• [MATERIAL FOR THE TASK]
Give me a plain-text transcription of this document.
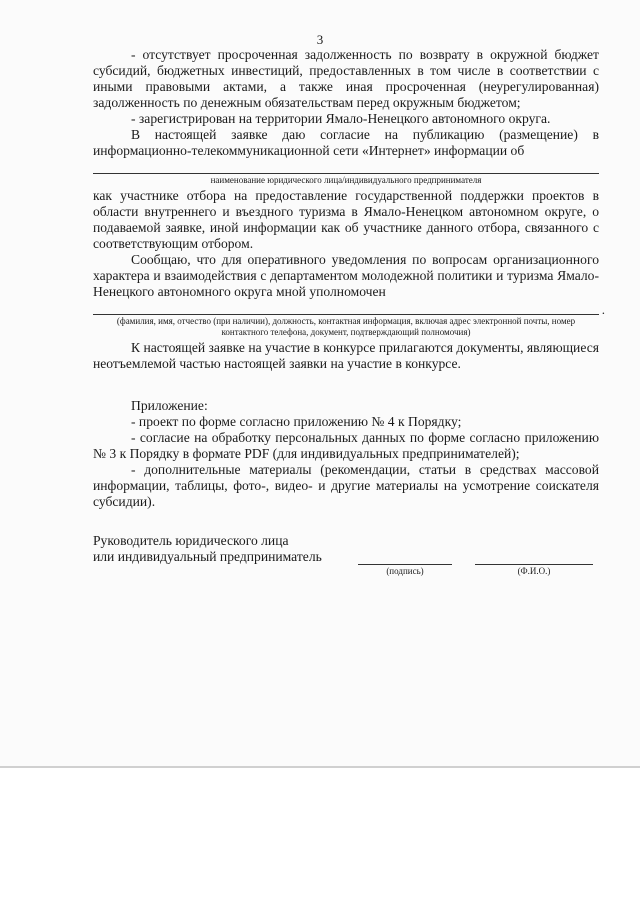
3

- отсутствует просроченная задолженность по возврату в окружной бюджет субсидий, бюджетных инвестиций, предоставленных в том числе в соответствии с иными правовыми актами, а также иная просроченная (неурегулированная) задолженность по денежным обязательствам перед окружным бюджетом;

- зарегистрирован на территории Ямало-Ненецкого автономного округа.

В настоящей заявке даю согласие на публикацию (размещение) в информационно-телекоммуникационной сети «Интернет» информации об

наименование юридического лица/индивидуального предпринимателя

как участнике отбора на предоставление государственной поддержки проектов в области внутреннего и въездного туризма в Ямало-Ненецком автономном округе, о подаваемой заявке, иной информации как об участнике данного отбора, связанного с соответствующим отбором.

Сообщаю, что для оперативного уведомления по вопросам организационного характера и взаимодействия с департаментом молодежной политики и туризма Ямало-Ненецкого автономного округа мной уполномочен

.
(фамилия, имя, отчество (при наличии), должность, контактная информация, включая адрес электронной почты, номер контактного телефона, документ, подтверждающий полномочия)

К настоящей заявке на участие в конкурсе прилагаются документы, являющиеся неотъемлемой частью настоящей заявки на участие в конкурсе.

Приложение:

- проект по форме согласно приложению № 4 к Порядку;

- согласие на обработку персональных данных по форме согласно приложению № 3 к Порядку в формате PDF (для индивидуальных предпринимателей);

- дополнительные материалы (рекомендации, статьи в средствах массовой информации, таблицы, фото-, видео- и другие материалы на усмотрение соискателя субсидии).

Руководитель юридического лица
или индивидуальный предприниматель
(подпись)	(Ф.И.О.)
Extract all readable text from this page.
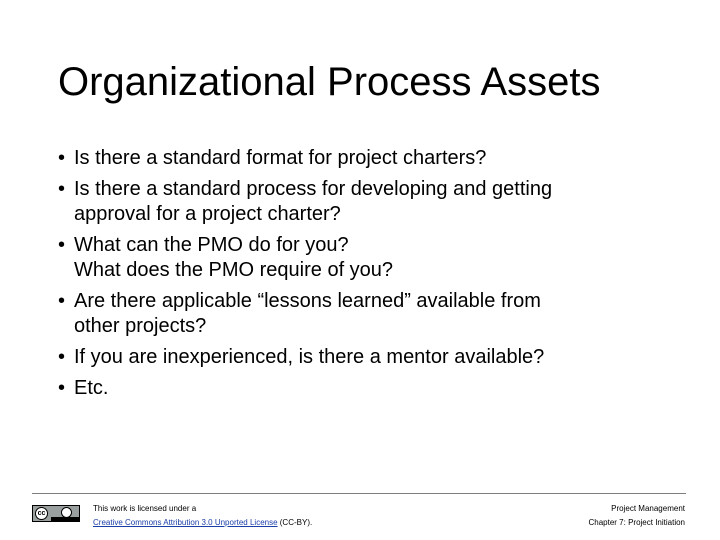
Organizational Process Assets
• Is there a standard format for project charters?
• Is there a standard process for developing and getting
approval for a project charter?
• What can the PMO do for you?
What does the PMO require of you?
• Are there applicable “lessons learned” available from
other projects?
• If you are inexperienced, is there a mentor available?
• Etc.
cc
This work is licensed under a
Creative Commons Attribution 3.0 Unported License (CC-BY).
Project Management
Chapter 7: Project Initiation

• [TO BE DONE] Extract each line holding the string "лица".

• [RESULT OF THE EXERCISE]
наименование юридического лица/индивидуального предпринимателя
Руководитель юридического лица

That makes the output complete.